++++ Data shown

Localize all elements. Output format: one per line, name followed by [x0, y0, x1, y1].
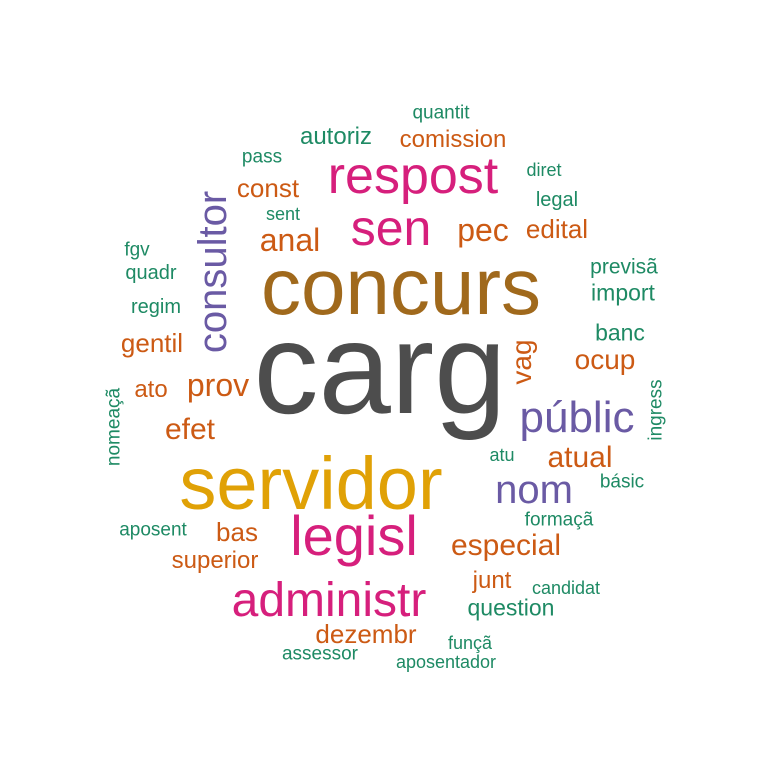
word-vag: vag [506, 339, 537, 385]
word-basic: básic [599, 471, 645, 493]
word-especial: especial [450, 529, 562, 562]
word-edital: edital [525, 214, 589, 244]
word-legisl: legisl [290, 504, 418, 567]
word-ocup: ocup [574, 344, 636, 375]
word-dezembr: dezembr [315, 619, 417, 649]
word-bas: bas [216, 517, 258, 547]
word-autoriz: autoriz [299, 123, 373, 150]
word-nom: nom [495, 468, 573, 512]
word-servidor: servidor [179, 442, 443, 525]
word-comission: comission [399, 126, 507, 153]
word-formacao: formaçã [524, 509, 594, 531]
word-consultor: consultor [191, 190, 235, 354]
word-prov: prov [186, 367, 250, 403]
word-assessor: assessor [281, 643, 359, 665]
word-atu: atu [489, 445, 515, 465]
word-anal: anal [259, 222, 321, 258]
word-nomeacao: nomeaçã [103, 387, 125, 467]
word-administr: administr [231, 574, 427, 627]
word-aposentador: aposentador [395, 652, 497, 672]
word-diret: diret [526, 160, 562, 180]
word-quadr: quadr [125, 262, 177, 284]
word-concurs: concurs [260, 242, 542, 331]
word-ato: ato [134, 376, 168, 403]
word-legal: legal [535, 189, 579, 211]
word-gentil: gentil [120, 328, 184, 358]
word-pass: pass [241, 146, 283, 168]
word-funcao: funçã [447, 633, 493, 653]
word-question: question [467, 594, 555, 621]
word-pec: pec [457, 212, 509, 248]
word-banc: banc [595, 319, 645, 346]
word-regim: regim [130, 296, 182, 318]
word-public: públic [519, 393, 635, 442]
word-ingress: ingress [645, 379, 667, 441]
word-quantit: quantit [412, 102, 470, 124]
word-atual: atual [547, 441, 613, 474]
word-aposent: aposent [119, 519, 187, 541]
word-sent: sent [265, 204, 301, 224]
word-fgv: fgv [124, 239, 150, 261]
word-efet: efet [164, 413, 216, 446]
word-const: const [236, 173, 300, 203]
word-candidat: candidat [531, 578, 601, 598]
word-previsa: previsã [590, 255, 658, 279]
word-carg: carg [253, 295, 507, 441]
word-import: import [591, 279, 655, 306]
word-junt: junt [472, 567, 512, 594]
word-sen: sen [350, 200, 432, 256]
word-superior: superior [171, 547, 259, 574]
word-respost: respost [327, 147, 499, 205]
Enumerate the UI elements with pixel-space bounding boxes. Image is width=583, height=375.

++++++++

Required task: Find every line in the listing that contains the string "elements", and copy each of those lines in full.

Task result:
Localize all elements. Output format: one per line, name followed by [x0, y0, x1, y1].
Enumerate the UI elements with pixel-space bounding boxes. Image is width=583, height=375.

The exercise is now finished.